— BEGIN Excerpted records —

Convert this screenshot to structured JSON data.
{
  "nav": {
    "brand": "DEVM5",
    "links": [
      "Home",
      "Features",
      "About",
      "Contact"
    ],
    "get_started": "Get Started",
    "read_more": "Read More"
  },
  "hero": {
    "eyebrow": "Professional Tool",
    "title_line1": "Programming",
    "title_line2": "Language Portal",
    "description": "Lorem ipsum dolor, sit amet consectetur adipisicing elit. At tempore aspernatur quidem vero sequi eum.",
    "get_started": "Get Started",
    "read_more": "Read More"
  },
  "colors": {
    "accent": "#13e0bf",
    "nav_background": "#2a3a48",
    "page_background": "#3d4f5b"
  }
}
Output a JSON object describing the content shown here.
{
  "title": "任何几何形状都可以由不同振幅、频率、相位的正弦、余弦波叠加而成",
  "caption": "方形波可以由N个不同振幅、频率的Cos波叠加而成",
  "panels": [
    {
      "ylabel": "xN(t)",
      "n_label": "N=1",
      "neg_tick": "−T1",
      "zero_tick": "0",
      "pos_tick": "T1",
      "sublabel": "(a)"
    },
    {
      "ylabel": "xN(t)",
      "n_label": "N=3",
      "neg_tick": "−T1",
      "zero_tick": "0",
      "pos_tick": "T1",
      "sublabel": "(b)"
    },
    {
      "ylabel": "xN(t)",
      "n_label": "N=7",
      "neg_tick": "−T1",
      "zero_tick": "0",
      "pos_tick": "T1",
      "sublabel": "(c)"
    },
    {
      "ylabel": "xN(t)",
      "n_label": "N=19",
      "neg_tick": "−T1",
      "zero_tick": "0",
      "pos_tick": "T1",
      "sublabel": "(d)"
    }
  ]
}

— END Excerpted records —

Written problem
Transcribe every entry word for word.

Written solution
Convert this screenshot to structured JSON data.
{
  "nav": {
    "brand": "DEVM5",
    "links": [
      "Home",
      "Features",
      "About",
      "Contact"
    ],
    "get_started": "Get Started",
    "read_more": "Read More"
  },
  "hero": {
    "eyebrow": "Professional Tool",
    "title_line1": "Programming",
    "title_line2": "Language Portal",
    "description": "Lorem ipsum dolor, sit amet consectetur adipisicing elit. At tempore aspernatur quidem vero sequi eum.",
    "get_started": "Get Started",
    "read_more": "Read More"
  },
  "colors": {
    "accent": "#13e0bf",
    "nav_background": "#2a3a48",
    "page_background": "#3d4f5b"
  }
}
Output a JSON object describing the content shown here.
{
  "title": "任何几何形状都可以由不同振幅、频率、相位的正弦、余弦波叠加而成",
  "caption": "方形波可以由N个不同振幅、频率的Cos波叠加而成",
  "panels": [
    {
      "ylabel": "xN(t)",
      "n_label": "N=1",
      "neg_tick": "−T1",
      "zero_tick": "0",
      "pos_tick": "T1",
      "sublabel": "(a)"
    },
    {
      "ylabel": "xN(t)",
      "n_label": "N=3",
      "neg_tick": "−T1",
      "zero_tick": "0",
      "pos_tick": "T1",
      "sublabel": "(b)"
    },
    {
      "ylabel": "xN(t)",
      "n_label": "N=7",
      "neg_tick": "−T1",
      "zero_tick": "0",
      "pos_tick": "T1",
      "sublabel": "(c)"
    },
    {
      "ylabel": "xN(t)",
      "n_label": "N=19",
      "neg_tick": "−T1",
      "zero_tick": "0",
      "pos_tick": "T1",
      "sublabel": "(d)"
    }
  ]
}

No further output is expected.